WHAT YOU ARE ASKED TO DO. Print all of the data exactly.

SOURCE RECORDS.
-- Start --
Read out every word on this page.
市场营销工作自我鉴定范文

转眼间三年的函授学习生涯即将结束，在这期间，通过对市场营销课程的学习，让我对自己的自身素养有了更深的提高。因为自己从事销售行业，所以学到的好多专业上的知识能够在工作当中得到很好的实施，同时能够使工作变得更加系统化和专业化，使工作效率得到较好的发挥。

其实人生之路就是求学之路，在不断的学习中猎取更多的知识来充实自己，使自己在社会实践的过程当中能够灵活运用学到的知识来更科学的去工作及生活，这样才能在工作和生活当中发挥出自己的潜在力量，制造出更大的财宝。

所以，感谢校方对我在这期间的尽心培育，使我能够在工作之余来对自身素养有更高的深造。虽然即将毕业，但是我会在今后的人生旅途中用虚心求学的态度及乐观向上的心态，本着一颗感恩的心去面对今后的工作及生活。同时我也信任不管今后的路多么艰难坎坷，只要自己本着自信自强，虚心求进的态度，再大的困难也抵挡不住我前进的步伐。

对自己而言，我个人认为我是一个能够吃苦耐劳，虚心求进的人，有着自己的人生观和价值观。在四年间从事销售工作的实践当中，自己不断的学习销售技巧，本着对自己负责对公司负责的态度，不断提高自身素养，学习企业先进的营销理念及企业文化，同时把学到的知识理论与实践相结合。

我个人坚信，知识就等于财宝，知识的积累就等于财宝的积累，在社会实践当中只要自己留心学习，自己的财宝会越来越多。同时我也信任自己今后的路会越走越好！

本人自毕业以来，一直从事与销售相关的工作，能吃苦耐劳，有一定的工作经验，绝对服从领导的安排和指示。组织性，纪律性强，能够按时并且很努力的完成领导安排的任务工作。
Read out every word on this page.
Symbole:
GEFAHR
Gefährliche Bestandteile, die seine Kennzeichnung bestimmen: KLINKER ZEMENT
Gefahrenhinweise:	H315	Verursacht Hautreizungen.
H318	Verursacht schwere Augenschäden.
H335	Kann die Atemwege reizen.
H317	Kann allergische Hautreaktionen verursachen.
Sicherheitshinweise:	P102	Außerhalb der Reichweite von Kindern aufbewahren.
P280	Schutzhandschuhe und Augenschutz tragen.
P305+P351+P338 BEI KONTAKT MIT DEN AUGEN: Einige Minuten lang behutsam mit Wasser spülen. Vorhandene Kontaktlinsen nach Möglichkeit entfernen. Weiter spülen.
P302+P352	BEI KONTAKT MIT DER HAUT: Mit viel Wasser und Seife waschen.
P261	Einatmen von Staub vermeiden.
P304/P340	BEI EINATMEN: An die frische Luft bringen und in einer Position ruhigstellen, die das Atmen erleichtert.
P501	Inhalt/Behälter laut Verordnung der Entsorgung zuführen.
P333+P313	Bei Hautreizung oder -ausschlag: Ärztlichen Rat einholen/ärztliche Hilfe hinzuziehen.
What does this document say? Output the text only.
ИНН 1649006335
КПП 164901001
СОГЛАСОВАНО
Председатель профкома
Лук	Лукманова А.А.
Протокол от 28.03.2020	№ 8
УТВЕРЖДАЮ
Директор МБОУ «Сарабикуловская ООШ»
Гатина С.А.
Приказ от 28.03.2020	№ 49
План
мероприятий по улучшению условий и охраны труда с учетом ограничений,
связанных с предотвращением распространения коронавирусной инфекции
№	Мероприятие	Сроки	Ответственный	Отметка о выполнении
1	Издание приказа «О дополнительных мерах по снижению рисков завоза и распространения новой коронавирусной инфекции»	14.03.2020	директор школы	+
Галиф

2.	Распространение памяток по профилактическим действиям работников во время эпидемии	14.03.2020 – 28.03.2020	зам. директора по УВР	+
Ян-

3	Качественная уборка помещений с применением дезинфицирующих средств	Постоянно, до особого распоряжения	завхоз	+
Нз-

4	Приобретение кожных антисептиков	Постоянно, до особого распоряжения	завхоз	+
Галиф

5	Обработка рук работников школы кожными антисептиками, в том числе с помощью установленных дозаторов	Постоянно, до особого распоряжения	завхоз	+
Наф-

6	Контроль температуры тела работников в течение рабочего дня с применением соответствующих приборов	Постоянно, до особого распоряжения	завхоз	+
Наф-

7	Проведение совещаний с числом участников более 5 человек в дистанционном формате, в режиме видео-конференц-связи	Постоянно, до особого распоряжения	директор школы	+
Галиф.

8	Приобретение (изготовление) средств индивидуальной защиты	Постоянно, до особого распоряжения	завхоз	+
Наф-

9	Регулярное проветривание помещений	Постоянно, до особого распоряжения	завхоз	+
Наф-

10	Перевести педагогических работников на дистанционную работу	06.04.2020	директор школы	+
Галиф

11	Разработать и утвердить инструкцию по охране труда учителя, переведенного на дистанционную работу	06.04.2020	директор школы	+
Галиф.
-- End --
ANSWER TO THE PROBLEM.
Read out every word on this page.
市场营销工作自我鉴定范文

转眼间三年的函授学习生涯即将结束，在这期间，通过对市场营销课程的学习，让我对自己的自身素养有了更深的提高。因为自己从事销售行业，所以学到的好多专业上的知识能够在工作当中得到很好的实施，同时能够使工作变得更加系统化和专业化，使工作效率得到较好的发挥。

其实人生之路就是求学之路，在不断的学习中猎取更多的知识来充实自己，使自己在社会实践的过程当中能够灵活运用学到的知识来更科学的去工作及生活，这样才能在工作和生活当中发挥出自己的潜在力量，制造出更大的财宝。

所以，感谢校方对我在这期间的尽心培育，使我能够在工作之余来对自身素养有更高的深造。虽然即将毕业，但是我会在今后的人生旅途中用虚心求学的态度及乐观向上的心态，本着一颗感恩的心去面对今后的工作及生活。同时我也信任不管今后的路多么艰难坎坷，只要自己本着自信自强，虚心求进的态度，再大的困难也抵挡不住我前进的步伐。

对自己而言，我个人认为我是一个能够吃苦耐劳，虚心求进的人，有着自己的人生观和价值观。在四年间从事销售工作的实践当中，自己不断的学习销售技巧，本着对自己负责对公司负责的态度，不断提高自身素养，学习企业先进的营销理念及企业文化，同时把学到的知识理论与实践相结合。

我个人坚信，知识就等于财宝，知识的积累就等于财宝的积累，在社会实践当中只要自己留心学习，自己的财宝会越来越多。同时我也信任自己今后的路会越走越好！

本人自毕业以来，一直从事与销售相关的工作，能吃苦耐劳，有一定的工作经验，绝对服从领导的安排和指示。组织性，纪律性强，能够按时并且很努力的完成领导安排的任务工作。
Read out every word on this page.
Symbole:
GEFAHR
Gefährliche Bestandteile, die seine Kennzeichnung bestimmen: KLINKER ZEMENT
Gefahrenhinweise:	H315	Verursacht Hautreizungen.
H318	Verursacht schwere Augenschäden.
H335	Kann die Atemwege reizen.
H317	Kann allergische Hautreaktionen verursachen.
Sicherheitshinweise:	P102	Außerhalb der Reichweite von Kindern aufbewahren.
P280	Schutzhandschuhe und Augenschutz tragen.
P305+P351+P338 BEI KONTAKT MIT DEN AUGEN: Einige Minuten lang behutsam mit Wasser spülen. Vorhandene Kontaktlinsen nach Möglichkeit entfernen. Weiter spülen.
P302+P352	BEI KONTAKT MIT DER HAUT: Mit viel Wasser und Seife waschen.
P261	Einatmen von Staub vermeiden.
P304/P340	BEI EINATMEN: An die frische Luft bringen und in einer Position ruhigstellen, die das Atmen erleichtert.
P501	Inhalt/Behälter laut Verordnung der Entsorgung zuführen.
P333+P313	Bei Hautreizung oder -ausschlag: Ärztlichen Rat einholen/ärztliche Hilfe hinzuziehen.
What does this document say? Output the text only.
ИНН 1649006335
КПП 164901001
СОГЛАСОВАНО
Председатель профкома
Лук	Лукманова А.А.
Протокол от 28.03.2020	№ 8
УТВЕРЖДАЮ
Директор МБОУ «Сарабикуловская ООШ»
Гатина С.А.
Приказ от 28.03.2020	№ 49
План
мероприятий по улучшению условий и охраны труда с учетом ограничений,
связанных с предотвращением распространения коронавирусной инфекции
№	Мероприятие	Сроки	Ответственный	Отметка о выполнении
1	Издание приказа «О дополнительных мерах по снижению рисков завоза и распространения новой коронавирусной инфекции»	14.03.2020	директор школы	+
Галиф

2.	Распространение памяток по профилактическим действиям работников во время эпидемии	14.03.2020 – 28.03.2020	зам. директора по УВР	+
Ян-

3	Качественная уборка помещений с применением дезинфицирующих средств	Постоянно, до особого распоряжения	завхоз	+
Нз-

4	Приобретение кожных антисептиков	Постоянно, до особого распоряжения	завхоз	+
Галиф

5	Обработка рук работников школы кожными антисептиками, в том числе с помощью установленных дозаторов	Постоянно, до особого распоряжения	завхоз	+
Наф-

6	Контроль температуры тела работников в течение рабочего дня с применением соответствующих приборов	Постоянно, до особого распоряжения	завхоз	+
Наф-

7	Проведение совещаний с числом участников более 5 человек в дистанционном формате, в режиме видео-конференц-связи	Постоянно, до особого распоряжения	директор школы	+
Галиф.

8	Приобретение (изготовление) средств индивидуальной защиты	Постоянно, до особого распоряжения	завхоз	+
Наф-

9	Регулярное проветривание помещений	Постоянно, до особого распоряжения	завхоз	+
Наф-

10	Перевести педагогических работников на дистанционную работу	06.04.2020	директор школы	+
Галиф

11	Разработать и утвердить инструкцию по охране труда учителя, переведенного на дистанционную работу	06.04.2020	директор школы	+
Галиф.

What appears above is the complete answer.